> Do this
Below are records. Copy every line with "江南大学" in it.

> Extracted entries
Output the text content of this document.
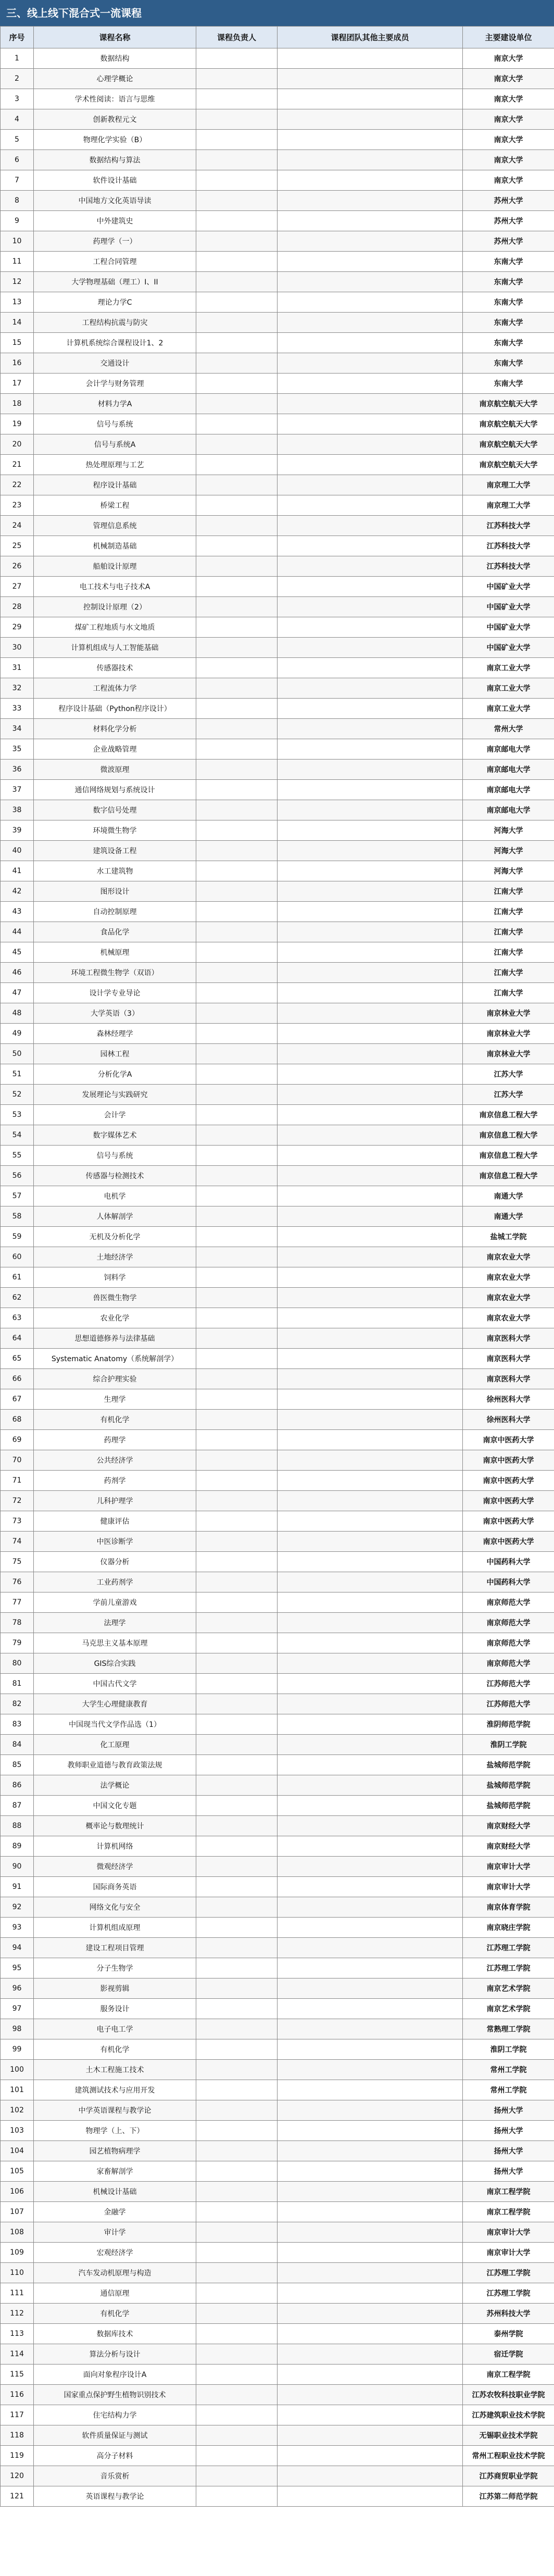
三、线上线下混合式一流课程
序号	课程名称	课程负责人	课程团队其他主要成员	主要建设单位
1	数据结构			南京大学
2	心理学概论			南京大学
3	学术性阅读：语言与思维			南京大学
4	创新教程元文			南京大学
5	物理化学实验（B）			南京大学
6	数据结构与算法			南京大学
7	软件设计基础			南京大学
8	中国地方文化英语导读			苏州大学
9	中外建筑史			苏州大学
10	药理学（一）			苏州大学
11	工程合同管理			东南大学
12	大学物理基础（理工）I、II			东南大学
13	理论力学C			东南大学
14	工程结构抗震与防灾			东南大学
15	计算机系统综合课程设计1、2			东南大学
16	交通设计			东南大学
17	会计学与财务管理			东南大学
18	材料力学A			南京航空航天大学
19	信号与系统			南京航空航天大学
20	信号与系统A			南京航空航天大学
21	热处理原理与工艺			南京航空航天大学
22	程序设计基础			南京理工大学
23	桥梁工程			南京理工大学
24	管理信息系统			江苏科技大学
25	机械制造基础			江苏科技大学
26	船舶设计原理			江苏科技大学
27	电工技术与电子技术A			中国矿业大学
28	控制设计原理（2）			中国矿业大学
29	煤矿工程地质与水文地质			中国矿业大学
30	计算机组成与人工智能基础			中国矿业大学
31	传感器技术			南京工业大学
32	工程流体力学			南京工业大学
33	程序设计基础（Python程序设计）			南京工业大学
34	材料化学分析			常州大学
35	企业战略管理			南京邮电大学
36	微波原理			南京邮电大学
37	通信网络规划与系统设计			南京邮电大学
38	数字信号处理			南京邮电大学
39	环境微生物学			河海大学
40	建筑设备工程			河海大学
41	水工建筑物			河海大学
42	图形设计			江南大学
43	自动控制原理			江南大学
44	食品化学			江南大学
45	机械原理			江南大学
46	环境工程微生物学（双语）			江南大学
47	设计学专业导论			江南大学
48	大学英语（3）			南京林业大学
49	森林经理学			南京林业大学
50	园林工程			南京林业大学
51	分析化学A			江苏大学
52	发展理论与实践研究			江苏大学
53	会计学			南京信息工程大学
54	数字媒体艺术			南京信息工程大学
55	信号与系统			南京信息工程大学
56	传感器与检测技术			南京信息工程大学
57	电机学			南通大学
58	人体解剖学			南通大学
59	无机及分析化学			盐城工学院
60	土地经济学			南京农业大学
61	饲料学			南京农业大学
62	兽医微生物学			南京农业大学
63	农业化学			南京农业大学
64	思想道德修养与法律基础			南京医科大学
65	Systematic Anatomy（系统解剖学）			南京医科大学
66	综合护理实验			南京医科大学
67	生理学			徐州医科大学
68	有机化学			徐州医科大学
69	药理学			南京中医药大学
70	公共经济学			南京中医药大学
71	药剂学			南京中医药大学
72	儿科护理学			南京中医药大学
73	健康评估			南京中医药大学
74	中医诊断学			南京中医药大学
75	仪器分析			中国药科大学
76	工业药剂学			中国药科大学
77	学前儿童游戏			南京师范大学
78	法理学			南京师范大学
79	马克思主义基本原理			南京师范大学
80	GIS综合实践			南京师范大学
81	中国古代文学			江苏师范大学
82	大学生心理健康教育			江苏师范大学
83	中国现当代文学作品选（1）			淮阴师范学院
84	化工原理			淮阴工学院
85	教师职业道德与教育政策法规			盐城师范学院
86	法学概论			盐城师范学院
87	中国文化专题			盐城师范学院
88	概率论与数理统计			南京财经大学
89	计算机网络			南京财经大学
90	微观经济学			南京审计大学
91	国际商务英语			南京审计大学
92	网络文化与安全			南京体育学院
93	计算机组成原理			南京晓庄学院
94	建设工程项目管理			江苏理工学院
95	分子生物学			江苏理工学院
96	影视剪辑			南京艺术学院
97	服务设计			南京艺术学院
98	电子电工学			常熟理工学院
99	有机化学			淮阴工学院
100	土木工程施工技术			常州工学院
101	建筑测试技术与应用开发			常州工学院
102	中学英语课程与教学论			扬州大学
103	物理学（上、下）			扬州大学
104	园艺植物病理学			扬州大学
105	家畜解剖学			扬州大学
106	机械设计基础			南京工程学院
107	金融学			南京工程学院
108	审计学			南京审计大学
109	宏观经济学			南京审计大学
110	汽车发动机原理与构造			江苏理工学院
111	通信原理			江苏理工学院
112	有机化学			苏州科技大学
113	数据库技术			泰州学院
114	算法分析与设计			宿迁学院
115	面向对象程序设计A			南京工程学院
116	国家重点保护野生植物识别技术			江苏农牧科技职业学院
117	住宅结构力学			江苏建筑职业技术学院
118	软件质量保证与测试			无锡职业技术学院
119	高分子材料			常州工程职业技术学院
120	音乐赏析			江苏商贸职业学院
121	英语课程与教学论			江苏第二师范学院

> Written solution
42	图形设计			江南大学
43	自动控制原理			江南大学
44	食品化学			江南大学
45	机械原理			江南大学
46	环境工程微生物学（双语）			江南大学
47	设计学专业导论			江南大学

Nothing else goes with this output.